▸ WHAT YOU HAVE TO DO: Separate out the lines that hold "JSON".

####

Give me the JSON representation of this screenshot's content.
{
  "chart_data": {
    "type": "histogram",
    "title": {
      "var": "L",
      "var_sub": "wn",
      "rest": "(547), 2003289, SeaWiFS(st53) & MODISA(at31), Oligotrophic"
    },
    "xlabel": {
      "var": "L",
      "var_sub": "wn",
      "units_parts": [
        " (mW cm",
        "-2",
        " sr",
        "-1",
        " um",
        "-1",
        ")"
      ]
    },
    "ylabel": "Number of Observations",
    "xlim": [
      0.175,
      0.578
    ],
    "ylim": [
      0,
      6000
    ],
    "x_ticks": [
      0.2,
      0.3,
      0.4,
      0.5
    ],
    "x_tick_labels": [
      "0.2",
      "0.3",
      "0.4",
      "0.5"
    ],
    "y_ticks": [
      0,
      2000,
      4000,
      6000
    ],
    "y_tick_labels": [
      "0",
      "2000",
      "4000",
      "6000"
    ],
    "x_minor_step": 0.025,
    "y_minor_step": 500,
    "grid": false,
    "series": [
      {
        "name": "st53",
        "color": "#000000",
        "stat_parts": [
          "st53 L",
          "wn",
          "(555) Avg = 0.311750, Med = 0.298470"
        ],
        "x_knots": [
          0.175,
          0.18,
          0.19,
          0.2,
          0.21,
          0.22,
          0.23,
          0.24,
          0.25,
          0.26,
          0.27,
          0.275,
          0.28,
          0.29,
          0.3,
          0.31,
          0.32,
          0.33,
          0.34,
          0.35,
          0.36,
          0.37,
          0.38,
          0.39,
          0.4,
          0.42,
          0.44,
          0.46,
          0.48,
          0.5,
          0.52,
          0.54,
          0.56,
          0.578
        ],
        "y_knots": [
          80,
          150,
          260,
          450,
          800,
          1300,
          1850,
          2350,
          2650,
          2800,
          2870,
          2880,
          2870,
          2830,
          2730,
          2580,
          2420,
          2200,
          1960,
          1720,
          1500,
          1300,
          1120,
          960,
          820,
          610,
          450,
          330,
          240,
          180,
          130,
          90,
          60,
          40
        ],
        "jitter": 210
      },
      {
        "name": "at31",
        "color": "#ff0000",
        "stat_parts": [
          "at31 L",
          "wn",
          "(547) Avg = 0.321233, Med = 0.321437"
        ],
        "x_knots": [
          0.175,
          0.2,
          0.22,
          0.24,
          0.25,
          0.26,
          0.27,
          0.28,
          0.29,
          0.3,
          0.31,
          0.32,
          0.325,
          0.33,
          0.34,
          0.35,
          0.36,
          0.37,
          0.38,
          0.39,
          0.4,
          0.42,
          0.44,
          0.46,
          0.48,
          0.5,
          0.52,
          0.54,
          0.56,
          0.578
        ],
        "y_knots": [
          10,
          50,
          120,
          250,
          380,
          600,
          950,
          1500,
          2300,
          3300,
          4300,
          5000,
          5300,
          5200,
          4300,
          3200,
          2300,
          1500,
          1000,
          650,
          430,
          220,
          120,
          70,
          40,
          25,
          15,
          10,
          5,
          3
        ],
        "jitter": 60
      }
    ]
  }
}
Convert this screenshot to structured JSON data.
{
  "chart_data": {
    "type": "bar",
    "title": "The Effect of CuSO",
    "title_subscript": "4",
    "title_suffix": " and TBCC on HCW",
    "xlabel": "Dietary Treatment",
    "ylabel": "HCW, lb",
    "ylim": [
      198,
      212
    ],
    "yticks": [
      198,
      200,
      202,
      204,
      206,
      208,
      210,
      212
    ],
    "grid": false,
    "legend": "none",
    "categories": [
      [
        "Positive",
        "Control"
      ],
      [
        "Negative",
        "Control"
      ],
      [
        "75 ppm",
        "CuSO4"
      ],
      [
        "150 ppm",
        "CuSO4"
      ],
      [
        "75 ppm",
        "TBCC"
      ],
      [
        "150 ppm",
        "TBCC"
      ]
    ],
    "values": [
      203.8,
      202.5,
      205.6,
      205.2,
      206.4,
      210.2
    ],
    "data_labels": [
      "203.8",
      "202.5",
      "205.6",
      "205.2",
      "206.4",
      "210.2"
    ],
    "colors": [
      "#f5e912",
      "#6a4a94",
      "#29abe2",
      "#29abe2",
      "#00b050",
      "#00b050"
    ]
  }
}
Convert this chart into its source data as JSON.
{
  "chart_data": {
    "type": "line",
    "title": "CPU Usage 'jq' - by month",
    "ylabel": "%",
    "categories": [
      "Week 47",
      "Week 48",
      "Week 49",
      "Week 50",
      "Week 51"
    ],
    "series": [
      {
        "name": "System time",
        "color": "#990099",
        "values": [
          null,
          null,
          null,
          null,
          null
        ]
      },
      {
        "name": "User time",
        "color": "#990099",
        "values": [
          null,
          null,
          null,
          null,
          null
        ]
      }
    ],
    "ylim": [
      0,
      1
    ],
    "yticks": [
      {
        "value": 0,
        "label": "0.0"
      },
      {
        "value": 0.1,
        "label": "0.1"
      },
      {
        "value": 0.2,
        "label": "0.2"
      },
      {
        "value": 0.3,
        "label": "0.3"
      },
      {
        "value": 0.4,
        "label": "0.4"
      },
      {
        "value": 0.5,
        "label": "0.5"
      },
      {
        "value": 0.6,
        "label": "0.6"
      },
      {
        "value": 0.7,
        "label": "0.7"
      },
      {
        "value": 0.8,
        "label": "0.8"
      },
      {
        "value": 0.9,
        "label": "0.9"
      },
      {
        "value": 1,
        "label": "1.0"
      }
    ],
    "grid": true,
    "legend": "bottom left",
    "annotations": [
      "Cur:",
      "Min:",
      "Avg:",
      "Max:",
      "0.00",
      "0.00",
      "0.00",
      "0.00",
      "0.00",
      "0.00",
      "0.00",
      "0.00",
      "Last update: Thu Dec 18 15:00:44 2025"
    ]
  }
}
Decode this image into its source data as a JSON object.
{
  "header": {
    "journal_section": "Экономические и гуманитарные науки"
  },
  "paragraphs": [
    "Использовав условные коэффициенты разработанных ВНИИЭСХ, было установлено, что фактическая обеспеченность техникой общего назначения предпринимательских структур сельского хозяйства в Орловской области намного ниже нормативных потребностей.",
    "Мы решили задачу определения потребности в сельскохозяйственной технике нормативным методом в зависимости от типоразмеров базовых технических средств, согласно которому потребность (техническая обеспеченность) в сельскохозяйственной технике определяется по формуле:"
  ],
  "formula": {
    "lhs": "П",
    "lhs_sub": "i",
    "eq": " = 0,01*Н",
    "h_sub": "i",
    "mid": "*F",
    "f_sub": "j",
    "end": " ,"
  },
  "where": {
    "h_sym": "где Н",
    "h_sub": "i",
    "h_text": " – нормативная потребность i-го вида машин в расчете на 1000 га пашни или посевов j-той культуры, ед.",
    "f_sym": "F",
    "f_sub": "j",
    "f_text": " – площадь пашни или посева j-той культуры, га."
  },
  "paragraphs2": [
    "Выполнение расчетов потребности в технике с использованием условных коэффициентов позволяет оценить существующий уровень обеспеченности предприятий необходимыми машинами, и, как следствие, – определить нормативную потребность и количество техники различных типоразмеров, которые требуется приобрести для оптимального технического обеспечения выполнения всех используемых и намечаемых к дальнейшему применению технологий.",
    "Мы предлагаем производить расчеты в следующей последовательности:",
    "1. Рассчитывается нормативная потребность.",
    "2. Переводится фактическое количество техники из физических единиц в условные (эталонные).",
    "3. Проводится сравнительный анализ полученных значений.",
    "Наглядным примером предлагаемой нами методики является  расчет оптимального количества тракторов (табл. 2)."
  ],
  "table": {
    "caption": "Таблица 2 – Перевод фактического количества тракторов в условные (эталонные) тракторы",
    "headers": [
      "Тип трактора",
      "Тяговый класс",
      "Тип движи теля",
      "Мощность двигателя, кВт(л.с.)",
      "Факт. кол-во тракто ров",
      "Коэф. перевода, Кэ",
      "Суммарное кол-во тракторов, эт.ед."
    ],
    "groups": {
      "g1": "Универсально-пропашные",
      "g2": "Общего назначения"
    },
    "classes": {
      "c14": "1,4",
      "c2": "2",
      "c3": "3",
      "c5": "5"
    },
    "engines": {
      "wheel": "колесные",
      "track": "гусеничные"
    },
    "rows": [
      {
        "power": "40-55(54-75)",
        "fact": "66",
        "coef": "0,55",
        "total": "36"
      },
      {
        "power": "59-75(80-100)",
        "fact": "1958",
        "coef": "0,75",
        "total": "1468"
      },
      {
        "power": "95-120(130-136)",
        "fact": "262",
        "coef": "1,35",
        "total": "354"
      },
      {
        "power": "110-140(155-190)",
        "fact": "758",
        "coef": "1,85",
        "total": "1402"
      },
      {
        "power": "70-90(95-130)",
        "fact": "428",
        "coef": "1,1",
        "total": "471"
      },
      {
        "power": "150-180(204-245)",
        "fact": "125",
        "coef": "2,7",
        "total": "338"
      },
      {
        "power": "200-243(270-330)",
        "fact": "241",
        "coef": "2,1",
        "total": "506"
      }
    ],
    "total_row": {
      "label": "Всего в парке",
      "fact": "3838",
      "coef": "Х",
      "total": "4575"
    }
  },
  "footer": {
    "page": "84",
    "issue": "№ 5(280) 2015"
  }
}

####

▸ RESULT OF THIS TASK:
Give me the JSON representation of this screenshot's content.
Convert this screenshot to structured JSON data.
Convert this chart into its source data as JSON.
Decode this image into its source data as a JSON object.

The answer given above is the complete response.